YOUR GOAL
Copy exactly, and only, the lines from the line containing "Convert this screenshot" through the last line of the records below, both included.

- - - -

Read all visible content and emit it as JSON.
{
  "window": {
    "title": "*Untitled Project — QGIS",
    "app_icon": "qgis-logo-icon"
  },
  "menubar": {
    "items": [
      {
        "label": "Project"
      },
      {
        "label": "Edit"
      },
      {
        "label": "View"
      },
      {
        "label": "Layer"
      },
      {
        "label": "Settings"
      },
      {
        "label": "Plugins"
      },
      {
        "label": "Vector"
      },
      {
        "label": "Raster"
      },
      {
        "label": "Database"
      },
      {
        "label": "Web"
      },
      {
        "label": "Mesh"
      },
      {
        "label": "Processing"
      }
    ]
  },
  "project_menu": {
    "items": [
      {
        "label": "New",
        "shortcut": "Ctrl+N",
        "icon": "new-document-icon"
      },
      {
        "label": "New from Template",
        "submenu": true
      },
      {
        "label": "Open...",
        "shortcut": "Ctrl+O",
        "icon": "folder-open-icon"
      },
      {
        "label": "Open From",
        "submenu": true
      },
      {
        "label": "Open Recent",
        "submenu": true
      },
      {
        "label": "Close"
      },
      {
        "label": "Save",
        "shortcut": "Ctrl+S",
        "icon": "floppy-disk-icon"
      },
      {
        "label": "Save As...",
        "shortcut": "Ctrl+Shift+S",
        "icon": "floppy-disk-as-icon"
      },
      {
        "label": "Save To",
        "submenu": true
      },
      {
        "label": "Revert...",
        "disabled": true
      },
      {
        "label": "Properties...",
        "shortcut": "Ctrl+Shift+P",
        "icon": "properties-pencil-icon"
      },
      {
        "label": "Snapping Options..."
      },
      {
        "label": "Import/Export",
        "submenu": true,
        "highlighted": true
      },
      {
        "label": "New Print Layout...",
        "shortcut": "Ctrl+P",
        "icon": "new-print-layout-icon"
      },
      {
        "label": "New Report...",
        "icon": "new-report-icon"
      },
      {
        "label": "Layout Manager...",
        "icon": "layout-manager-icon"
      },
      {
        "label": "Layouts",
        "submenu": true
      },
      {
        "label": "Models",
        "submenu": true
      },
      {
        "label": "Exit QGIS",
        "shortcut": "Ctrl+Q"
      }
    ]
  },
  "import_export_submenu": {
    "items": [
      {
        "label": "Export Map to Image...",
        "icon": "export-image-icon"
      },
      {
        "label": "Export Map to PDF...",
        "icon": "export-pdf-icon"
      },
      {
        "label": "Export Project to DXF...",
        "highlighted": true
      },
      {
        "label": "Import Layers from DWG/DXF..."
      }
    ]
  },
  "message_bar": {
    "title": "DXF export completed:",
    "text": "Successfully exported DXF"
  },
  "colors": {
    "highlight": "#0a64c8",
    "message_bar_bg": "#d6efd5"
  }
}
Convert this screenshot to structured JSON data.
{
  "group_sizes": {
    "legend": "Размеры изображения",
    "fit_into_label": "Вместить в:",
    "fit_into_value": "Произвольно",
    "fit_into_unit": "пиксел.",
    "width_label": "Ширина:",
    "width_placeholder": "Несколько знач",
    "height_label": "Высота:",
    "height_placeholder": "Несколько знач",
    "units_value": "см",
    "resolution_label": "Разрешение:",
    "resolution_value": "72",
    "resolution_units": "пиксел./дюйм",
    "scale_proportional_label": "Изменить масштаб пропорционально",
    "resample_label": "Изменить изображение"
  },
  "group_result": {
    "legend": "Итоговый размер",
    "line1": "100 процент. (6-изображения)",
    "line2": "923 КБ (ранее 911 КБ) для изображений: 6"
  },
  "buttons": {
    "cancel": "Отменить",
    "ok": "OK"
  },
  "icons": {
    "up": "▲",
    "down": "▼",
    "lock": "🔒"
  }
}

- - - -

TASK RESULT
Convert this screenshot to structured JSON data.
{
  "group_sizes": {
    "legend": "Размеры изображения",
    "fit_into_label": "Вместить в:",
    "fit_into_value": "Произвольно",
    "fit_into_unit": "пиксел.",
    "width_label": "Ширина:",
    "width_placeholder": "Несколько знач",
    "height_label": "Высота:",
    "height_placeholder": "Несколько знач",
    "units_value": "см",
    "resolution_label": "Разрешение:",
    "resolution_value": "72",
    "resolution_units": "пиксел./дюйм",
    "scale_proportional_label": "Изменить масштаб пропорционально",
    "resample_label": "Изменить изображение"
  },
  "group_result": {
    "legend": "Итоговый размер",
    "line1": "100 процент. (6-изображения)",
    "line2": "923 КБ (ранее 911 КБ) для изображений: 6"
  },
  "buttons": {
    "cancel": "Отменить",
    "ok": "OK"
  },
  "icons": {
    "up": "▲",
    "down": "▼",
    "lock": "🔒"
  }
}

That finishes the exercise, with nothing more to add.